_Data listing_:
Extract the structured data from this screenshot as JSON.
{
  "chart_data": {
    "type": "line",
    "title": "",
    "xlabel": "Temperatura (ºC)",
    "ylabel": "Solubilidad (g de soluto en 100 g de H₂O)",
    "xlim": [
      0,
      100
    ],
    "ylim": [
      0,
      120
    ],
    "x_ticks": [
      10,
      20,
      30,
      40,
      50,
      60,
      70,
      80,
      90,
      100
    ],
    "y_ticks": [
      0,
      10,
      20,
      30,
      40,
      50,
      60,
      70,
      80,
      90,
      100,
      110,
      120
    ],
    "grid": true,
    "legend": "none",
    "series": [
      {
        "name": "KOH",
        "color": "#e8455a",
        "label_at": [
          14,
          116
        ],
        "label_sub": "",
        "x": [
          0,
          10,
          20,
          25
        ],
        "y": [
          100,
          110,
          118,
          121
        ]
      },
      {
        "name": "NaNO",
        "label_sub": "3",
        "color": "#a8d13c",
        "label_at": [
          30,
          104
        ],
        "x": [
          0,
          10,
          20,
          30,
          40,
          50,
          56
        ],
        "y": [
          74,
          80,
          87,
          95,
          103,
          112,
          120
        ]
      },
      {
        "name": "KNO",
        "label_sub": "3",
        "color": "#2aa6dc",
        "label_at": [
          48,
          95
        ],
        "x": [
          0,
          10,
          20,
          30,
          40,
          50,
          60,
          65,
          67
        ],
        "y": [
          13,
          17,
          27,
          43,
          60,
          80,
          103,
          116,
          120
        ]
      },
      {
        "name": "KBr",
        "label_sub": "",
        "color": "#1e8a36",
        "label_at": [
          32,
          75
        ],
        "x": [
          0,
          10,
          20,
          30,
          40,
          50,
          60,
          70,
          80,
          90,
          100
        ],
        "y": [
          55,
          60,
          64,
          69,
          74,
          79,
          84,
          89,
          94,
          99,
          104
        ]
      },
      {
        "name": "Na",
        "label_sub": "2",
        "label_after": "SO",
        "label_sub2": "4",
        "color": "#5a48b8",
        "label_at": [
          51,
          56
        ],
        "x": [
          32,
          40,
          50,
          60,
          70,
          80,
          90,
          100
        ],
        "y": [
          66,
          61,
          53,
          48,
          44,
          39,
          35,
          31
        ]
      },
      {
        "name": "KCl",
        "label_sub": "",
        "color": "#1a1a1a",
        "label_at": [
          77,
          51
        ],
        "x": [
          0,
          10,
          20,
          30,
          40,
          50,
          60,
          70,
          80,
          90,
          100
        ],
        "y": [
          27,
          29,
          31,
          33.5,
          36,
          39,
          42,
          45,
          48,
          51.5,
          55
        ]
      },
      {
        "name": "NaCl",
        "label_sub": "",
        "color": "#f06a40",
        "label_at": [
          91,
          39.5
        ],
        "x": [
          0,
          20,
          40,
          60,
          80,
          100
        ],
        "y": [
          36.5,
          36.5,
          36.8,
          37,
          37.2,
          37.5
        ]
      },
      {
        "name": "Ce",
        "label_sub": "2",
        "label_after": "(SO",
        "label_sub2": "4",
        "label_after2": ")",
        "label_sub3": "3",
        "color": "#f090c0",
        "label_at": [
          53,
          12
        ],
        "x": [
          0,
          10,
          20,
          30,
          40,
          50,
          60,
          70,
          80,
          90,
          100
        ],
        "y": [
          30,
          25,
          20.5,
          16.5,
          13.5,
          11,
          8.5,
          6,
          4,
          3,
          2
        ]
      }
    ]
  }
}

_TASK STATEMENT_: Print out every record again, exactly and in full.

_FINISHED TASK_:
Extract the structured data from this screenshot as JSON.
{
  "chart_data": {
    "type": "line",
    "title": "",
    "xlabel": "Temperatura (ºC)",
    "ylabel": "Solubilidad (g de soluto en 100 g de H₂O)",
    "xlim": [
      0,
      100
    ],
    "ylim": [
      0,
      120
    ],
    "x_ticks": [
      10,
      20,
      30,
      40,
      50,
      60,
      70,
      80,
      90,
      100
    ],
    "y_ticks": [
      0,
      10,
      20,
      30,
      40,
      50,
      60,
      70,
      80,
      90,
      100,
      110,
      120
    ],
    "grid": true,
    "legend": "none",
    "series": [
      {
        "name": "KOH",
        "color": "#e8455a",
        "label_at": [
          14,
          116
        ],
        "label_sub": "",
        "x": [
          0,
          10,
          20,
          25
        ],
        "y": [
          100,
          110,
          118,
          121
        ]
      },
      {
        "name": "NaNO",
        "label_sub": "3",
        "color": "#a8d13c",
        "label_at": [
          30,
          104
        ],
        "x": [
          0,
          10,
          20,
          30,
          40,
          50,
          56
        ],
        "y": [
          74,
          80,
          87,
          95,
          103,
          112,
          120
        ]
      },
      {
        "name": "KNO",
        "label_sub": "3",
        "color": "#2aa6dc",
        "label_at": [
          48,
          95
        ],
        "x": [
          0,
          10,
          20,
          30,
          40,
          50,
          60,
          65,
          67
        ],
        "y": [
          13,
          17,
          27,
          43,
          60,
          80,
          103,
          116,
          120
        ]
      },
      {
        "name": "KBr",
        "label_sub": "",
        "color": "#1e8a36",
        "label_at": [
          32,
          75
        ],
        "x": [
          0,
          10,
          20,
          30,
          40,
          50,
          60,
          70,
          80,
          90,
          100
        ],
        "y": [
          55,
          60,
          64,
          69,
          74,
          79,
          84,
          89,
          94,
          99,
          104
        ]
      },
      {
        "name": "Na",
        "label_sub": "2",
        "label_after": "SO",
        "label_sub2": "4",
        "color": "#5a48b8",
        "label_at": [
          51,
          56
        ],
        "x": [
          32,
          40,
          50,
          60,
          70,
          80,
          90,
          100
        ],
        "y": [
          66,
          61,
          53,
          48,
          44,
          39,
          35,
          31
        ]
      },
      {
        "name": "KCl",
        "label_sub": "",
        "color": "#1a1a1a",
        "label_at": [
          77,
          51
        ],
        "x": [
          0,
          10,
          20,
          30,
          40,
          50,
          60,
          70,
          80,
          90,
          100
        ],
        "y": [
          27,
          29,
          31,
          33.5,
          36,
          39,
          42,
          45,
          48,
          51.5,
          55
        ]
      },
      {
        "name": "NaCl",
        "label_sub": "",
        "color": "#f06a40",
        "label_at": [
          91,
          39.5
        ],
        "x": [
          0,
          20,
          40,
          60,
          80,
          100
        ],
        "y": [
          36.5,
          36.5,
          36.8,
          37,
          37.2,
          37.5
        ]
      },
      {
        "name": "Ce",
        "label_sub": "2",
        "label_after": "(SO",
        "label_sub2": "4",
        "label_after2": ")",
        "label_sub3": "3",
        "color": "#f090c0",
        "label_at": [
          53,
          12
        ],
        "x": [
          0,
          10,
          20,
          30,
          40,
          50,
          60,
          70,
          80,
          90,
          100
        ],
        "y": [
          30,
          25,
          20.5,
          16.5,
          13.5,
          11,
          8.5,
          6,
          4,
          3,
          2
        ]
      }
    ]
  }
}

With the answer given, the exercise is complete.